The problem: Output the entries below exactly as written, omitting pictures.
===== Entries
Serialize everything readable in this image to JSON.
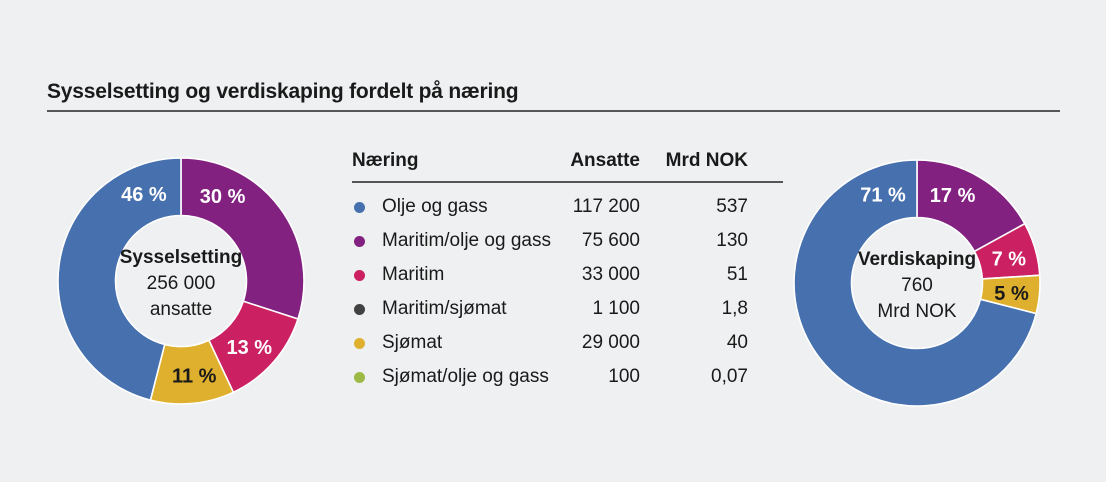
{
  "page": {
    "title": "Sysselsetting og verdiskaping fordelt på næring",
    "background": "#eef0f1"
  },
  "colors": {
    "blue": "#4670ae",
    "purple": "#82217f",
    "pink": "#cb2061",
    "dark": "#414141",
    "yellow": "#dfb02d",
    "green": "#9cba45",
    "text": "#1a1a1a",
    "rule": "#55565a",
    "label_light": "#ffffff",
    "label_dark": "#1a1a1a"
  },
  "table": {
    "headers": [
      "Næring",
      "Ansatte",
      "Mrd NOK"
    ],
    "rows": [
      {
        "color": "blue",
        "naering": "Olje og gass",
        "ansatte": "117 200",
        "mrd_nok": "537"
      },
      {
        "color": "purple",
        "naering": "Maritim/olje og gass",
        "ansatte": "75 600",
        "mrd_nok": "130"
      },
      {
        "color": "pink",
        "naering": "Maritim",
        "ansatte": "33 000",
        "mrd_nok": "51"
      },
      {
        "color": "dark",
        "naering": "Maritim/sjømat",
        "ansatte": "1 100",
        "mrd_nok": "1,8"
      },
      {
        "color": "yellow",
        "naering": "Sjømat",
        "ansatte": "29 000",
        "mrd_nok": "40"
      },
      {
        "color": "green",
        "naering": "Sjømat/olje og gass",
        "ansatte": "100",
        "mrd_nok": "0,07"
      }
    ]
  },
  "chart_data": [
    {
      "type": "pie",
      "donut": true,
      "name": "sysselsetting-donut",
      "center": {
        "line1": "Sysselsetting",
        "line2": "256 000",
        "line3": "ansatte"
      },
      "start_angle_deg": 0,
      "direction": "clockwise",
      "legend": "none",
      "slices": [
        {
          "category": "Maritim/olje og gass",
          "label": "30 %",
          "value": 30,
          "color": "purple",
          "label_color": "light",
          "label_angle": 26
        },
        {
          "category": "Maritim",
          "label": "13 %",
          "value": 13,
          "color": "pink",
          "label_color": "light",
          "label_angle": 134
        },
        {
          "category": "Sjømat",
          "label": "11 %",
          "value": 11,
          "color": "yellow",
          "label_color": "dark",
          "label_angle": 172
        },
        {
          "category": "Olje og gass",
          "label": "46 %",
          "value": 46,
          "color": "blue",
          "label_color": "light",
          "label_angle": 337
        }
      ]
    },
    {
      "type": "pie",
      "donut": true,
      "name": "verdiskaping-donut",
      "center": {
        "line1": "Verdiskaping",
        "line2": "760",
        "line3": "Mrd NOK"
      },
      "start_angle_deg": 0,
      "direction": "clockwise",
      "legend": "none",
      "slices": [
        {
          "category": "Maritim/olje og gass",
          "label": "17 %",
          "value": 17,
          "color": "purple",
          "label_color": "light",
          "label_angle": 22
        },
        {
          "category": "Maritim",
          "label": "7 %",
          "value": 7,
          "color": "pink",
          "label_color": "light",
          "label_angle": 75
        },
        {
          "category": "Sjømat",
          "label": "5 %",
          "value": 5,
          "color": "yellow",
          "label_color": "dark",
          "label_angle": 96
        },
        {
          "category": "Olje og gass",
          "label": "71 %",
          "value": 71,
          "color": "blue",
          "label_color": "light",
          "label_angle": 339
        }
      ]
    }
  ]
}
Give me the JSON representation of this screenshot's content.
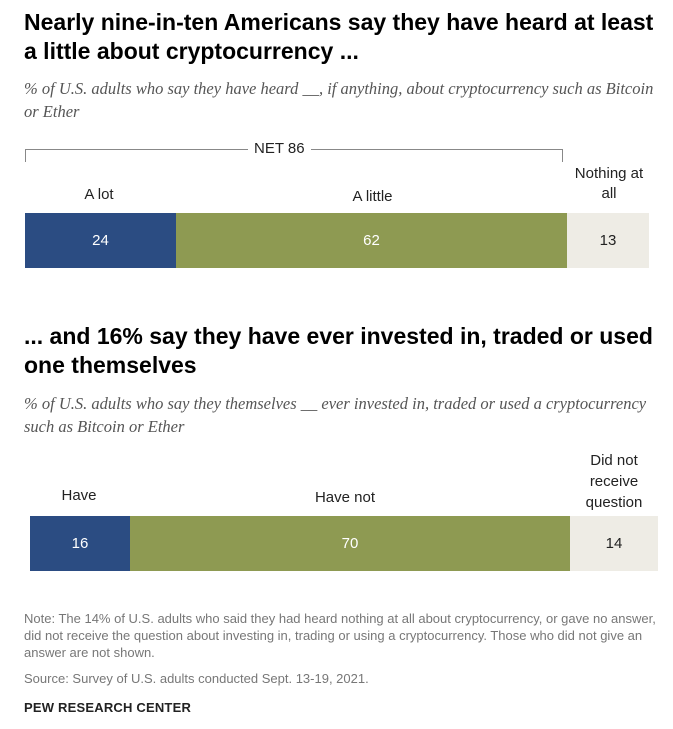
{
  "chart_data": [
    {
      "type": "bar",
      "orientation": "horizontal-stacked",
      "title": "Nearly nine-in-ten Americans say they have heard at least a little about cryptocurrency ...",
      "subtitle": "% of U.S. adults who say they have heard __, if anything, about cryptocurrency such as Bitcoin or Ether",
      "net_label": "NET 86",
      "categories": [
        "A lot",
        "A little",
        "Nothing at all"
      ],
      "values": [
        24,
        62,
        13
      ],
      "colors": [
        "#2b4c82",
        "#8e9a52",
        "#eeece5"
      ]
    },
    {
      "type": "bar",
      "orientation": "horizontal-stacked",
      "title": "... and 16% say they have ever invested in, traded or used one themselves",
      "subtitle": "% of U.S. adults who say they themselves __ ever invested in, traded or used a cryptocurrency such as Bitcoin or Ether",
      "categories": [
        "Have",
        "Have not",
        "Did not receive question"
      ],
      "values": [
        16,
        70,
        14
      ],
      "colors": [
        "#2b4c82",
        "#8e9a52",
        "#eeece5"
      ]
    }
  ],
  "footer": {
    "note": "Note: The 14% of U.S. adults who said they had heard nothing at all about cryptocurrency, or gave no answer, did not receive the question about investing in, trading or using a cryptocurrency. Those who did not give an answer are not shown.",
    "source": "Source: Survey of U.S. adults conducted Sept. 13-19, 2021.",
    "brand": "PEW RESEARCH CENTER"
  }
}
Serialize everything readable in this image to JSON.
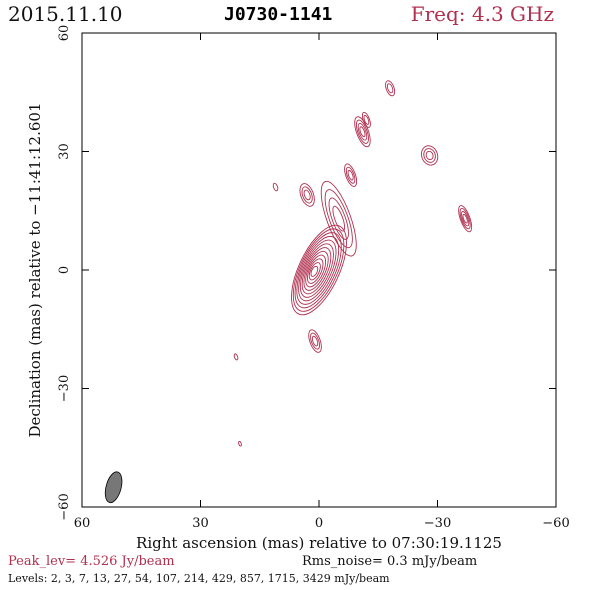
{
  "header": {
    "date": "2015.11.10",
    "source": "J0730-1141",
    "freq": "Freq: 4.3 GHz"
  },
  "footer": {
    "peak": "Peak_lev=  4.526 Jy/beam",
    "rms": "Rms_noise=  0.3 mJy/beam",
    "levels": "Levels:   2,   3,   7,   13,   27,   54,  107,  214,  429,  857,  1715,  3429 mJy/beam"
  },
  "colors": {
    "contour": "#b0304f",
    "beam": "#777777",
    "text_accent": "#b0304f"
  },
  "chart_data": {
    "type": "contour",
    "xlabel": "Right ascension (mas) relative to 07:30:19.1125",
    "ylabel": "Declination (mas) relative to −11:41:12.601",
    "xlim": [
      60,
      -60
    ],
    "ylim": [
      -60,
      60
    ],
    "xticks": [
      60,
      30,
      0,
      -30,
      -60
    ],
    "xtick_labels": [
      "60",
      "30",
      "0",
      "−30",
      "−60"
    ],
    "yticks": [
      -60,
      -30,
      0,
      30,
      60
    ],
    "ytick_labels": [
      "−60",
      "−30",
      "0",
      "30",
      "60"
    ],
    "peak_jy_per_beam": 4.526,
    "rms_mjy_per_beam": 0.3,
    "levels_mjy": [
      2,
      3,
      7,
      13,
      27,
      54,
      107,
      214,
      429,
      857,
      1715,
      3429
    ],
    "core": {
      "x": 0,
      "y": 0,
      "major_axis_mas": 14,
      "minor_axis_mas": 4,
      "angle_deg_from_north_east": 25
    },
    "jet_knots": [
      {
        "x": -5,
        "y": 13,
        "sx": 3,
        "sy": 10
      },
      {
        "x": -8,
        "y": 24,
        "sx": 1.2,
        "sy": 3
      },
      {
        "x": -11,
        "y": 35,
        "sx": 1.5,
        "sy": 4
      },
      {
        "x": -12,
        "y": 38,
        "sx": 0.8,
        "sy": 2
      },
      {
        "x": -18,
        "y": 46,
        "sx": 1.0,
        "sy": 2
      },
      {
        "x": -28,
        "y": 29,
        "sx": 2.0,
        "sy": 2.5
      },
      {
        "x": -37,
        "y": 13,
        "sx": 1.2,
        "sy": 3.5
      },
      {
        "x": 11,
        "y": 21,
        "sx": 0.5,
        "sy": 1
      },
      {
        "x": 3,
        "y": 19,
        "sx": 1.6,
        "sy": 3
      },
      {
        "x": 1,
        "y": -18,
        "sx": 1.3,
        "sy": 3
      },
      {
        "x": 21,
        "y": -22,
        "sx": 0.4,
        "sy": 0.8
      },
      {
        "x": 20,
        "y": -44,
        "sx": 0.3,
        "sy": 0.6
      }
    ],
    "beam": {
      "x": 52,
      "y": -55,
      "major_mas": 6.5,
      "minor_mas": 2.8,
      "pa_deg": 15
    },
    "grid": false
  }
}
==========
Written answer:
Serialize everything readable in this image to JSON.
{
  "page": {
    "title": "Sysselsetting og verdiskaping fordelt på næring",
    "background": "#eef0f1"
  },
  "colors": {
    "blue": "#4670ae",
    "purple": "#82217f",
    "pink": "#cb2061",
    "dark": "#414141",
    "yellow": "#dfb02d",
    "green": "#9cba45",
    "text": "#1a1a1a",
    "rule": "#55565a",
    "label_light": "#ffffff",
    "label_dark": "#1a1a1a"
  },
  "table": {
    "headers": [
      "Næring",
      "Ansatte",
      "Mrd NOK"
    ],
    "rows": [
      {
        "color": "blue",
        "naering": "Olje og gass",
        "ansatte": "117 200",
        "mrd_nok": "537"
      },
      {
        "color": "purple",
        "naering": "Maritim/olje og gass",
        "ansatte": "75 600",
        "mrd_nok": "130"
      },
      {
        "color": "pink",
        "naering": "Maritim",
        "ansatte": "33 000",
        "mrd_nok": "51"
      },
      {
        "color": "dark",
        "naering": "Maritim/sjømat",
        "ansatte": "1 100",
        "mrd_nok": "1,8"
      },
      {
        "color": "yellow",
        "naering": "Sjømat",
        "ansatte": "29 000",
        "mrd_nok": "40"
      },
      {
        "color": "green",
        "naering": "Sjømat/olje og gass",
        "ansatte": "100",
        "mrd_nok": "0,07"
      }
    ]
  },
  "chart_data": [
    {
      "type": "pie",
      "donut": true,
      "name": "sysselsetting-donut",
      "center": {
        "line1": "Sysselsetting",
        "line2": "256 000",
        "line3": "ansatte"
      },
      "start_angle_deg": 0,
      "direction": "clockwise",
      "legend": "none",
      "slices": [
        {
          "category": "Maritim/olje og gass",
          "label": "30 %",
          "value": 30,
          "color": "purple",
          "label_color": "light",
          "label_angle": 26
        },
        {
          "category": "Maritim",
          "label": "13 %",
          "value": 13,
          "color": "pink",
          "label_color": "light",
          "label_angle": 134
        },
        {
          "category": "Sjømat",
          "label": "11 %",
          "value": 11,
          "color": "yellow",
          "label_color": "dark",
          "label_angle": 172
        },
        {
          "category": "Olje og gass",
          "label": "46 %",
          "value": 46,
          "color": "blue",
          "label_color": "light",
          "label_angle": 337
        }
      ]
    },
    {
      "type": "pie",
      "donut": true,
      "name": "verdiskaping-donut",
      "center": {
        "line1": "Verdiskaping",
        "line2": "760",
        "line3": "Mrd NOK"
      },
      "start_angle_deg": 0,
      "direction": "clockwise",
      "legend": "none",
      "slices": [
        {
          "category": "Maritim/olje og gass",
          "label": "17 %",
          "value": 17,
          "color": "purple",
          "label_color": "light",
          "label_angle": 22
        },
        {
          "category": "Maritim",
          "label": "7 %",
          "value": 7,
          "color": "pink",
          "label_color": "light",
          "label_angle": 75
        },
        {
          "category": "Sjømat",
          "label": "5 %",
          "value": 5,
          "color": "yellow",
          "label_color": "dark",
          "label_angle": 96
        },
        {
          "category": "Olje og gass",
          "label": "71 %",
          "value": 71,
          "color": "blue",
          "label_color": "light",
          "label_angle": 339
        }
      ]
    }
  ]
}
Give me the JSON representation of this screenshot's content.
{
  "chart_data": [
    {
      "type": "bar",
      "orientation": "horizontal-stacked",
      "title": "Nearly nine-in-ten Americans say they have heard at least a little about cryptocurrency ...",
      "subtitle": "% of U.S. adults who say they have heard __, if anything, about cryptocurrency such as Bitcoin or Ether",
      "net_label": "NET 86",
      "categories": [
        "A lot",
        "A little",
        "Nothing at all"
      ],
      "values": [
        24,
        62,
        13
      ],
      "colors": [
        "#2b4c82",
        "#8e9a52",
        "#eeece5"
      ]
    },
    {
      "type": "bar",
      "orientation": "horizontal-stacked",
      "title": "... and 16% say they have ever invested in, traded or used one themselves",
      "subtitle": "% of U.S. adults who say they themselves __ ever invested in, traded or used a cryptocurrency such as Bitcoin or Ether",
      "categories": [
        "Have",
        "Have not",
        "Did not receive question"
      ],
      "values": [
        16,
        70,
        14
      ],
      "colors": [
        "#2b4c82",
        "#8e9a52",
        "#eeece5"
      ]
    }
  ],
  "footer": {
    "note": "Note: The 14% of U.S. adults who said they had heard nothing at all about cryptocurrency, or gave no answer, did not receive the question about investing in, trading or using a cryptocurrency. Those who did not give an answer are not shown.",
    "source": "Source: Survey of U.S. adults conducted Sept. 13-19, 2021.",
    "brand": "PEW RESEARCH CENTER"
  }
}
Serialize everything readable in this image to JSON.
{
  "header": {
    "date": "2015.11.10",
    "source": "J0730-1141",
    "freq": "Freq: 4.3 GHz"
  },
  "footer": {
    "peak": "Peak_lev=  4.526 Jy/beam",
    "rms": "Rms_noise=  0.3 mJy/beam",
    "levels": "Levels:   2,   3,   7,   13,   27,   54,  107,  214,  429,  857,  1715,  3429 mJy/beam"
  },
  "colors": {
    "contour": "#b0304f",
    "beam": "#777777",
    "text_accent": "#b0304f"
  },
  "chart_data": {
    "type": "contour",
    "xlabel": "Right ascension (mas) relative to 07:30:19.1125",
    "ylabel": "Declination (mas) relative to −11:41:12.601",
    "xlim": [
      60,
      -60
    ],
    "ylim": [
      -60,
      60
    ],
    "xticks": [
      60,
      30,
      0,
      -30,
      -60
    ],
    "xtick_labels": [
      "60",
      "30",
      "0",
      "−30",
      "−60"
    ],
    "yticks": [
      -60,
      -30,
      0,
      30,
      60
    ],
    "ytick_labels": [
      "−60",
      "−30",
      "0",
      "30",
      "60"
    ],
    "peak_jy_per_beam": 4.526,
    "rms_mjy_per_beam": 0.3,
    "levels_mjy": [
      2,
      3,
      7,
      13,
      27,
      54,
      107,
      214,
      429,
      857,
      1715,
      3429
    ],
    "core": {
      "x": 0,
      "y": 0,
      "major_axis_mas": 14,
      "minor_axis_mas": 4,
      "angle_deg_from_north_east": 25
    },
    "jet_knots": [
      {
        "x": -5,
        "y": 13,
        "sx": 3,
        "sy": 10
      },
      {
        "x": -8,
        "y": 24,
        "sx": 1.2,
        "sy": 3
      },
      {
        "x": -11,
        "y": 35,
        "sx": 1.5,
        "sy": 4
      },
      {
        "x": -12,
        "y": 38,
        "sx": 0.8,
        "sy": 2
      },
      {
        "x": -18,
        "y": 46,
        "sx": 1.0,
        "sy": 2
      },
      {
        "x": -28,
        "y": 29,
        "sx": 2.0,
        "sy": 2.5
      },
      {
        "x": -37,
        "y": 13,
        "sx": 1.2,
        "sy": 3.5
      },
      {
        "x": 11,
        "y": 21,
        "sx": 0.5,
        "sy": 1
      },
      {
        "x": 3,
        "y": 19,
        "sx": 1.6,
        "sy": 3
      },
      {
        "x": 1,
        "y": -18,
        "sx": 1.3,
        "sy": 3
      },
      {
        "x": 21,
        "y": -22,
        "sx": 0.4,
        "sy": 0.8
      },
      {
        "x": 20,
        "y": -44,
        "sx": 0.3,
        "sy": 0.6
      }
    ],
    "beam": {
      "x": 52,
      "y": -55,
      "major_mas": 6.5,
      "minor_mas": 2.8,
      "pa_deg": 15
    },
    "grid": false
  }
}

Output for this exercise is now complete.